Reproduce verbatim the stretch of the records below, from their first line through the line containing "month-title: November 2024: [801, 20, 1158, 80]", with both ends included.
____________
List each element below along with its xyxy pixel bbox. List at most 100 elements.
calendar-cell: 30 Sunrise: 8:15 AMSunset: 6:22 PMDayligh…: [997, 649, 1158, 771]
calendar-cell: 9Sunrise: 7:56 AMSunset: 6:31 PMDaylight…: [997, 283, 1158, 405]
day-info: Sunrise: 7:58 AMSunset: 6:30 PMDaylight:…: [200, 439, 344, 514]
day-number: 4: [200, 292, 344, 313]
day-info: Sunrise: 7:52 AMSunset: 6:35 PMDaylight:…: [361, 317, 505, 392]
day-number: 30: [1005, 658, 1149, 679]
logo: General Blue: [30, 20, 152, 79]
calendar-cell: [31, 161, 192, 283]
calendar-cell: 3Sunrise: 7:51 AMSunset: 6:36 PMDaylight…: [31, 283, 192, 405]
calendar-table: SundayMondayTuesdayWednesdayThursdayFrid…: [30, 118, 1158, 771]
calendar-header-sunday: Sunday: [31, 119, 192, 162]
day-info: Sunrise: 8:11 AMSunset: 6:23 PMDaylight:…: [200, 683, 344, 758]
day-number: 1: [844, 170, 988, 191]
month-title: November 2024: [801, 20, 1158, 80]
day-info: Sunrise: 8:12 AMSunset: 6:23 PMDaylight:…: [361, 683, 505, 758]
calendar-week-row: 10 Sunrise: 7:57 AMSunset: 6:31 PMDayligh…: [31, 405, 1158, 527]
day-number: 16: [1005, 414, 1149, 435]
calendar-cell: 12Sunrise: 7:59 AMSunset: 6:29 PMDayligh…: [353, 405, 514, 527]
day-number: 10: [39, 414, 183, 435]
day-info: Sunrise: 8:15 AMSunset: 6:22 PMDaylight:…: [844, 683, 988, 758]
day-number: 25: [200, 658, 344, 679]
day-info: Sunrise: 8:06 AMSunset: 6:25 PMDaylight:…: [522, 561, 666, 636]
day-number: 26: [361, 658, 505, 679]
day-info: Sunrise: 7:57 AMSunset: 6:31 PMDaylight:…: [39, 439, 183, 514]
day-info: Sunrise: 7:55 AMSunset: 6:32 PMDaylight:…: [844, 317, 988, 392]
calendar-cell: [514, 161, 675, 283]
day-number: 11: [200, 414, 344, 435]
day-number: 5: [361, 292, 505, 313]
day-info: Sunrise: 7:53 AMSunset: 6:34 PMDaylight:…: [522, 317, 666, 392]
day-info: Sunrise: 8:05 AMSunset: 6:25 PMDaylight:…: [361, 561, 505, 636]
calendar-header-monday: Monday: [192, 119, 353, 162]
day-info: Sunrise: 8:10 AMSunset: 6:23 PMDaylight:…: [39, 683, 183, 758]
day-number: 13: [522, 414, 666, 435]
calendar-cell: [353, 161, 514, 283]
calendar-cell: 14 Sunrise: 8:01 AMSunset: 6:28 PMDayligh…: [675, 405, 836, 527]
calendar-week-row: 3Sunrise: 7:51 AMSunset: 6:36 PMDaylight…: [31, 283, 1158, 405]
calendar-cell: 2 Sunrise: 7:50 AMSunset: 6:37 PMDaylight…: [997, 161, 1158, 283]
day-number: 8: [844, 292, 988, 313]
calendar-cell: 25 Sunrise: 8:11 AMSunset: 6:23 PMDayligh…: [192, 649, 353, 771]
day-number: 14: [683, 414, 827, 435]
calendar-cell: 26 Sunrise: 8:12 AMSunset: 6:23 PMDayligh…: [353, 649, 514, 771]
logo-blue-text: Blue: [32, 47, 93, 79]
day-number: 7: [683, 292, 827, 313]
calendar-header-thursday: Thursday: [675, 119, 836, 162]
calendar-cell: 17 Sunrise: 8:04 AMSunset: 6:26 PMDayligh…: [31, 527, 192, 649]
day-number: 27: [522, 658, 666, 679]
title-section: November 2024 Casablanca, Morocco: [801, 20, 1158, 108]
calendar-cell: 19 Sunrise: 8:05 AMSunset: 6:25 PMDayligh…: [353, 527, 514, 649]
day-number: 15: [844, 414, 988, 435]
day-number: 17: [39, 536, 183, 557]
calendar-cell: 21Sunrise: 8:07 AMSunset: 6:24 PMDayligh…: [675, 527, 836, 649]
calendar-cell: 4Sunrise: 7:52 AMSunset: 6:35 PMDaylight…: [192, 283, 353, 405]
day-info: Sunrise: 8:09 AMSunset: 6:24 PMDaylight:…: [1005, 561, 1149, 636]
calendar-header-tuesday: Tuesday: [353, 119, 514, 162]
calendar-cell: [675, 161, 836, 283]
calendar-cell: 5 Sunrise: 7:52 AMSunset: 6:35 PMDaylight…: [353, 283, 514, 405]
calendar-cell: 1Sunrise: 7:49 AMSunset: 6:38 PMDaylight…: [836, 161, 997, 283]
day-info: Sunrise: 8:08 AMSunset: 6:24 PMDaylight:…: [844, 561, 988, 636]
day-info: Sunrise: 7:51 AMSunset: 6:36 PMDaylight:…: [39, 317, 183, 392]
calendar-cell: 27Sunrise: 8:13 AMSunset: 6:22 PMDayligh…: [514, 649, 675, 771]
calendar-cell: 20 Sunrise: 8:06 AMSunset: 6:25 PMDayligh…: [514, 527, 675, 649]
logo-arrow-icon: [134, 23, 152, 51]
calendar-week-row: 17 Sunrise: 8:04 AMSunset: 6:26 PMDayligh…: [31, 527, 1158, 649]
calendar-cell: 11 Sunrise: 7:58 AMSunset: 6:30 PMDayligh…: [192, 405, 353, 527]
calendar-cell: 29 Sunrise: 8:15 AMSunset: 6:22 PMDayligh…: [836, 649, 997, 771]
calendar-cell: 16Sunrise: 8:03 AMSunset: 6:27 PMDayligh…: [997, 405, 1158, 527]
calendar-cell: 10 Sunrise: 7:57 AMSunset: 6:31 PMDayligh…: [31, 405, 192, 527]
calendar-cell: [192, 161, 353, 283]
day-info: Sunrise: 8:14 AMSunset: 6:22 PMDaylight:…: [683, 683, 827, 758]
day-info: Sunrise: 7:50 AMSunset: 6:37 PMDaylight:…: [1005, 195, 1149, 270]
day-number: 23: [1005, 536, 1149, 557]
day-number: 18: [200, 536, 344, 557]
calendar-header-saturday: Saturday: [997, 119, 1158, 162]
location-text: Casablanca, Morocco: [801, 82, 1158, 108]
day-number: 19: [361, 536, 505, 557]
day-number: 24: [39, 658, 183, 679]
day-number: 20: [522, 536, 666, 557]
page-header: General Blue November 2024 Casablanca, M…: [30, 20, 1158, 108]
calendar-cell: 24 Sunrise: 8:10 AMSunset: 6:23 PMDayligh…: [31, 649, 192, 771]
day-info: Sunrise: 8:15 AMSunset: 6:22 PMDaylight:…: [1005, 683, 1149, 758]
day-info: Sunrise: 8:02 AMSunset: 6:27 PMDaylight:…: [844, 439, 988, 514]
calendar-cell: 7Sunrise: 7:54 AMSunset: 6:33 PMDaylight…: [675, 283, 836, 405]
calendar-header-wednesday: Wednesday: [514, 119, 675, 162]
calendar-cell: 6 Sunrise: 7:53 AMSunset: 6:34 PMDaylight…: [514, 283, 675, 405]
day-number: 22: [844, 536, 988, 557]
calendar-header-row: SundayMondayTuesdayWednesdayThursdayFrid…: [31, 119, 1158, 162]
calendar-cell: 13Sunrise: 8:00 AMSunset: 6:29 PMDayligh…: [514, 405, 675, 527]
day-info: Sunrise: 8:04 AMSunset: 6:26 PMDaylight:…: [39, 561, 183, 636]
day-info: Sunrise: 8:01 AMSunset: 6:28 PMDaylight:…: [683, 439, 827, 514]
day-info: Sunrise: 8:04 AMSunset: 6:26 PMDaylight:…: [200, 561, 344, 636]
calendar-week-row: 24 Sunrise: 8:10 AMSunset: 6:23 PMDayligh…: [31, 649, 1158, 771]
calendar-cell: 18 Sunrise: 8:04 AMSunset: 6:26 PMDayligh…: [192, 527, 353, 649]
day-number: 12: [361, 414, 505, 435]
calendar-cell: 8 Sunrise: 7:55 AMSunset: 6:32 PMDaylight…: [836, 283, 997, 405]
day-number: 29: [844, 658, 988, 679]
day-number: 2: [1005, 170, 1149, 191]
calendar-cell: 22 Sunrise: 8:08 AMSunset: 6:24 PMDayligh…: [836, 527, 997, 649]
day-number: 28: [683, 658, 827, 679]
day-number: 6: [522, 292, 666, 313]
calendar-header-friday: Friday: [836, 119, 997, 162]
____________
FULL SOLUTION »
List each element below along with its xyxy pixel bbox. List at most 100 elements.
calendar-cell: 30 Sunrise: 8:15 AMSunset: 6:22 PMDayligh…: [997, 649, 1158, 771]
calendar-cell: 9Sunrise: 7:56 AMSunset: 6:31 PMDaylight…: [997, 283, 1158, 405]
day-info: Sunrise: 7:58 AMSunset: 6:30 PMDaylight:…: [200, 439, 344, 514]
day-number: 4: [200, 292, 344, 313]
day-info: Sunrise: 7:52 AMSunset: 6:35 PMDaylight:…: [361, 317, 505, 392]
day-number: 30: [1005, 658, 1149, 679]
logo: General Blue: [30, 20, 152, 79]
calendar-cell: [31, 161, 192, 283]
calendar-cell: 3Sunrise: 7:51 AMSunset: 6:36 PMDaylight…: [31, 283, 192, 405]
calendar-table: SundayMondayTuesdayWednesdayThursdayFrid…: [30, 118, 1158, 771]
calendar-header-sunday: Sunday: [31, 119, 192, 162]
day-info: Sunrise: 8:11 AMSunset: 6:23 PMDaylight:…: [200, 683, 344, 758]
day-number: 1: [844, 170, 988, 191]
month-title: November 2024: [801, 20, 1158, 80]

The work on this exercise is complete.